* PASSAGE *
· · · · · · ·
John O'Brien Sep. 4, 2014, 5:48pm

WINDSOR, Ontario (Legal Newsline) – Claims made in a recently filed class action lawsuit alleging pesticides are harming Canada’s honeybee population are not true, says an Alberta commercial beekeeper who has seen no ill effects on his colonies.

Two Ontario beekeeping companies filed a class action lawsuit against pesticide-manufacturers Bayer and Syngenta on Wednesday, seeking $450 million from the companies over claims that a class of insecticides known as Neonicotinoids is to blame for the deaths of many of their bees.

According to a Sierra Club Canada press release, the national program director of Sierra Club Canada introduced the beekeepers to the class action firm Siskinds LLP, which then filed the lawsuit on their behalf.

And so, bees became the spokes-animals of the Sierra Club Canada’s cause, said Lee Townsend, a commercial beekeeper at TPLR Honey Farms in Stony Plain, Alberta.

“They’ve been working a while trying to ban these products,” Townsend said. “First they tried to use butterflies and frogs.”

In 2013, the European Food Safety Authority claimed honey bees were being threatened by exposure to the pesticides, also known as “neonics,” via dust that is sent into the air during the planting of a crop, the complaint says.

“When they saw the dust issues… they latched right onto that topic and used the bee industry as their cause to have these products banned,” Townsend said.
· · · · · · ·
* EXTRACTED INFORMATION *
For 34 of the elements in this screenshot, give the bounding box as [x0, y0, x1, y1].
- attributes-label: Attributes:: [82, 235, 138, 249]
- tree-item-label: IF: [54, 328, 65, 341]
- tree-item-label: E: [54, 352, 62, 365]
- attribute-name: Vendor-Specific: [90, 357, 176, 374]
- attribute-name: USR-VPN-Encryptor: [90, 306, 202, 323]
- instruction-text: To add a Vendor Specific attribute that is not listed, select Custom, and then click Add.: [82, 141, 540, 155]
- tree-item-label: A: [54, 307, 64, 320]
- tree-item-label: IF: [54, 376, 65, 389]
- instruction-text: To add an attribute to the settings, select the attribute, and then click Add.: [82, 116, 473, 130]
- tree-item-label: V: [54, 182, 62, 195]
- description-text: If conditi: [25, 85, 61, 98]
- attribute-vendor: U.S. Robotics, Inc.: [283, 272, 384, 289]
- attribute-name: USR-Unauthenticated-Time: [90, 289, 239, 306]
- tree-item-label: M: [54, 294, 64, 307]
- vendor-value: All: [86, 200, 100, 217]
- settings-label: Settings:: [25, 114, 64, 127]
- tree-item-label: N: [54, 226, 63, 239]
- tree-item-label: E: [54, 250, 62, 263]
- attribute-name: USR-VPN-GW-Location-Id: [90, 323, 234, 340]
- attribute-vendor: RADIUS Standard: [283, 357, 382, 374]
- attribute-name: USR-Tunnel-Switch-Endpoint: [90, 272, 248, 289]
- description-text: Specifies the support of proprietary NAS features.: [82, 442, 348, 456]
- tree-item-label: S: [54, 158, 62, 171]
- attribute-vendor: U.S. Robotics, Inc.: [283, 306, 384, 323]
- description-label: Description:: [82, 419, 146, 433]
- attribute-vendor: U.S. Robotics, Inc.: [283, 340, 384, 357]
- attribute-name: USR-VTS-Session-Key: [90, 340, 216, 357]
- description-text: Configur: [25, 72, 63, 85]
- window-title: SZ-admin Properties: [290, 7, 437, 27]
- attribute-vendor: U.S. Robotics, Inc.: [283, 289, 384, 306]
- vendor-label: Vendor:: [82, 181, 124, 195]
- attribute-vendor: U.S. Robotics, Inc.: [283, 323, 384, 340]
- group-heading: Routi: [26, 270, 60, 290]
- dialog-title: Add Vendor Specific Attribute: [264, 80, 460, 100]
· · · · · · ·
* TASKS TO COMPLETE *
A. Reproduce everything in the beekeeping lawsuit article from "WINDSOR, Ontario (Legal" down to "on their behalf.", copying it word for word.
B. Carry the news article on the honeybee pesticide lawsuit forward from its final sentence.

* RESPONSES TO THE EXERCISE *
A.
WINDSOR, Ontario (Legal Newsline) – Claims made in a recently filed class action lawsuit alleging pesticides are harming Canada’s honeybee population are not true, says an Alberta commercial beekeeper who has seen no ill effects on his colonies.

Two Ontario beekeeping companies filed a class action lawsuit against pesticide-manufacturers Bayer and Syngenta on Wednesday, seeking $450 million from the companies over claims that a class of insecticides known as Neonicotinoids is to blame for the deaths of many of their bees.

According to a Sierra Club Canada press release, the national program director of Sierra Club Canada introduced the beekeepers to the class action firm Siskinds LLP, which then filed the lawsuit on their behalf.

B.
“I have a fine understanding of what they’re doing. But it’s not accurate.”

In fact, Townsend said the amount of colonies on his farms has more than doubled in the last eight years – from 1,500 in 2006 to 3,100 this year.

However, the Ontario Beekeepers’ Association claims the pesticides are to blame for incidents in Quebec, citing three Pest Management Regulatory Agency reports that found it was “highly probable” the neonics were to blame for deaths.

In June, the Sierra Club Canada urged Health Canada to ban neonics when it announced the results of a Worldwide Integrated Assessment study undertaken by the Task Force on Systemic Pesticides.

“Canada needs a strong regulatory regime that bases its decisions on science, not on needs of the pesticide industry,” said John Bennett, national program director of Sierra Club Canada.

The debate has also taken place in Europe, where 15 of 27 European Union member states voted to restrict the use of three neocons for two years, beginning on Dec. 1.

“When bees forage on pollen or nectar from treated crops, consume guttation droplets or are otherwise exposed to small levels of the Neonicotinoids, paralysis and death can result along with a bioaccumulation of the Neonicotinoids in the bee hive,” the complaint says.

Richard Tren, the director of Africa Fighting Malaria, disagreed so strongly with the anti-neonic claims that he authored an opinion piece for the Wall Street Journal in July. It is called, “The Honeybees are Just Fine.”

The piece notes that the bee population in the United States has remained stable since the introduction of neonics, while numbers have slightly risen in Europe and have grown to the highest they’ve been in Canada since the late 1980s.

He also said worldwide, global bee populations are up dramatically since the 1960s.

“One thing that we know from other (environmental) campaigns is that you need to have a bit of cause and effect,” Tren said in an interview Thursday.

“I just don’t see that, and so the other threats to bees such as parasites and viruses seem to be more important causes of harm. It doesn’t seem to be that there is a problem to bees in Canada. There are all sorts of natural variations such as weather, not insecticides.”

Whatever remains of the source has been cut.